» **TASK TO COMPLETE**: Copy out each line featuring the string "Toplam" from the entries beneath.

-- start --

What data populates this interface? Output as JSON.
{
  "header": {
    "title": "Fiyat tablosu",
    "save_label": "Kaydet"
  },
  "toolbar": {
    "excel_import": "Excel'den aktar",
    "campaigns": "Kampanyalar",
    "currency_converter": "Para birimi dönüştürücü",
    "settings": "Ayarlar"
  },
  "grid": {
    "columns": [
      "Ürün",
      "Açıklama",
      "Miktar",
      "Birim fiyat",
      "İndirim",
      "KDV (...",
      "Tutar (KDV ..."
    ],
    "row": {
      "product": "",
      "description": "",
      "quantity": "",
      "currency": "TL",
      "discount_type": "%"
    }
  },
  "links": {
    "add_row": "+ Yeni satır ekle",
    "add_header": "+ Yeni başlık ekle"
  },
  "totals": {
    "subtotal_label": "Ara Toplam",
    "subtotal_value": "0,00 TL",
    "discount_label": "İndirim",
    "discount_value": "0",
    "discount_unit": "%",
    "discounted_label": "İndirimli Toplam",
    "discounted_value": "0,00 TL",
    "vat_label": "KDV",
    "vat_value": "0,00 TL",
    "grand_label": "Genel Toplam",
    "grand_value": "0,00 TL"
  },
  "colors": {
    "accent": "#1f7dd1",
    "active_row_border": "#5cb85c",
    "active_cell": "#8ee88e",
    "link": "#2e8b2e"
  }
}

-- end --

» **OUTPUT**:
    "subtotal_label": "Ara Toplam",
    "discounted_label": "İndirimli Toplam",
    "grand_label": "Genel Toplam",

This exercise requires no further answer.